- [Potongan Teks]:
5.     Ayub 17:15b : maka di manakah harapanku? Siapakah yang melihat adanya harapan bagiku?
6.     Ayub 19:10 : Ia membongkar aku di semua tempat, sehingga aku lenyap, dan seperti pohon harapanku dicabutNya.
7.     Ayub 27:8 : Karena apakah harapan orang durhaka, kalau Allah menghabisinya, kalau Ia menuntut nyawanya?

Awal mula terjadinya kesalahan.
Ayub 2:13
(2:13) Lalu mereka duduk bersama-sama dia di tanah selama tujuh hari tujuh malam. Seorang pun tidak mengucapkan sepatah kata kepadanya, karena mereka melihat, bahwa sangat berat penderitaannya.

Ayat 13 ini kita bagi menjadi dua bagian, antara lain:
Bagian yang pertama: “Lalu mereka duduk bersama-sama dia (Ayub) di tanah selama tujuh hari tujuh malam.”
Artinya: merendahkan diri di hadapan Tuhan atau menyadari diri sebagai manusia yang hina karena dosa. Berarti, sejauh ini sikap yang mereka tunjukkan ini benar.

Bagian yang kedua: “Seorang pun tidak mengucapkan sepatah kata kepadanya(Ayub), karena mereka melihat, bahwa sangat berat penderitaannya (Ayub).” Berarti, mereka terbawa perasaan dan terbawa suasana.
Bayangkan, selama tujuh hari, tujuh malam duduk di atas tanah tapi tidak ada sepatah kata pun yang terucap dari mulut Ayub dan ketiga sahabat Ayub. Berarti, terbawa perasaan dan terbawa suasana =  hidup menurut perasaan manusia daging dan  tidak hidup dalam pimpinan roh.
Kalau kita hidup menurut perasaan manusia daging maka di situ banyak terjadi kesalahan.
Kita banyak mengabaikan perbuatan baik dan benar yang seharusnya kita perbuat di hadapan Tuhan, jika hanya menuruti perasaan manusia daging.

Sesungguhnya hari ketujuh adalah hari perhentian bagi Tuhan Allah, tetapi justru mereka sibuk dengan kegiatan daging.
Ketekunan dalam tiga macam ibadah pokok itu merupakan hari sabat, hari perhentian bagi Tuhan Allah.

Roma 8:5a
(8:5a) Sebab mereka yang hidup menurut daging, memikirkan hal-hal yang dari daging.

Hidup menurut daging memikirkan hal-hal dari daging. Pendeknya, hidup menurut daging hanya sibuk dengan urusan daging saja.

Roma 8:7
(8:7) Sebab keinginan daging adalah perseteruan terhadap Allah, karena ia tidak takluk kepada hukum Allah; hal ini memang tidak mungkin baginya.

Keinginan daging adalah perseteruan terhadap Allah, karena ia tidak takhluk kepada hukum Allah.
Pendeknya, hidup menurut daging tidak patuh pada ajaran yang benar dan tidak tunduk kepada kebenaran.
Saya bersyukur Ayub 2:13 ini tidak terlewatkan begitu saja, karena dari ayat inilah kesalahan itu terjadi.

- [Data Hasil Ekstraksi]:
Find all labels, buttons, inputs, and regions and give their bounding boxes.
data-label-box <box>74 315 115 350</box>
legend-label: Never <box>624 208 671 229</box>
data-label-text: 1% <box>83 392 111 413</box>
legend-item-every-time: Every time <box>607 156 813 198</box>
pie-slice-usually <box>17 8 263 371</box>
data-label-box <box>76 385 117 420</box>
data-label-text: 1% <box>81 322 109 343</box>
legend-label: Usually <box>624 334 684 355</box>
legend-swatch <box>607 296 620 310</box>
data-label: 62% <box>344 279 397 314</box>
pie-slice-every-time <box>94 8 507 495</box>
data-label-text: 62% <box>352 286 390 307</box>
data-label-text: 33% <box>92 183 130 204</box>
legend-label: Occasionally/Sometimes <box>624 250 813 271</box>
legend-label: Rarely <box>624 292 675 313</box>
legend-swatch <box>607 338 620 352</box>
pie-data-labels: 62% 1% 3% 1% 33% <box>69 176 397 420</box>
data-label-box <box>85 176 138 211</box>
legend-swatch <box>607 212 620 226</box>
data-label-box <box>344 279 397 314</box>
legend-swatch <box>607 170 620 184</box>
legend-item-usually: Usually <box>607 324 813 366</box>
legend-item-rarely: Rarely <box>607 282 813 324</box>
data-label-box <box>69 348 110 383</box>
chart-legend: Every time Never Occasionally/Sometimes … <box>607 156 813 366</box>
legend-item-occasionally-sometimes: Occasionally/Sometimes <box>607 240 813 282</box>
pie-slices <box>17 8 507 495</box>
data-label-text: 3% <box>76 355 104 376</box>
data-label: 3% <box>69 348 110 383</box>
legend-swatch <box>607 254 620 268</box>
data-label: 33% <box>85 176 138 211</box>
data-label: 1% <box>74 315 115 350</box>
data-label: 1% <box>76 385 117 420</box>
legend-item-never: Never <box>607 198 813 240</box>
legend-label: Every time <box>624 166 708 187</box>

- [Tugas dan Latihan]:
(1) Jelaskan dalam satu sampai tiga kalimat mengapa keinginan daging disebut perseteruan terhadap Allah menurut teks tentang Ayub 2:13.
(2) Teruskan teks tentang Ayub 2:13 mulai dari kalimat terakhirnya.

- [Hasil Berurutan]:
(1) Keinginan daging disebut perseteruan terhadap Allah karena ia tidak takluk kepada hukum Allah. Artinya, hidup menurut daging tidak patuh pada ajaran yang benar dan tidak tunduk kepada kebenaran.

(2)
Pada pasal 3, Ayub berkeluh kesah, pasal 4-31 tiga sahabat Ayub mengucapkan kata-kata yang tidak benar tentang Tuhan.

Roma 8:5b
(8:5b): mereka yang hidup menurut Roh, memikirkan hal-hal yang dari Roh.

Sebaliknya kalau hidup menurut roh maka memikirkan hal-hal dari roh.  Oleh sebab itu biarlah kita hidup di dalam roh dan memberi diri dipimpin oleh roh. Hidup di dalam Roh = berada di dalam kegiatan Roh Kudus, berarti berada di tengah-tengah ibadah dan pelayanan. Kalau berada di dalam kegiatan Roh Kudus sebaiknya memberi diri dipimpin oleh Roh Kudus. Jangan hidup menurut keinginan daging seperti orang-orang dunia yang tidak mengenal Tuhan.

Sejenak kita melihat hari perhentian.
Wahyu 8:1
(8:1) Dan ketika Anak Domba itu membuka meterai yang ketujuh, maka sunyi senyaplah di sorga, kira-kira setengah jam lamanya.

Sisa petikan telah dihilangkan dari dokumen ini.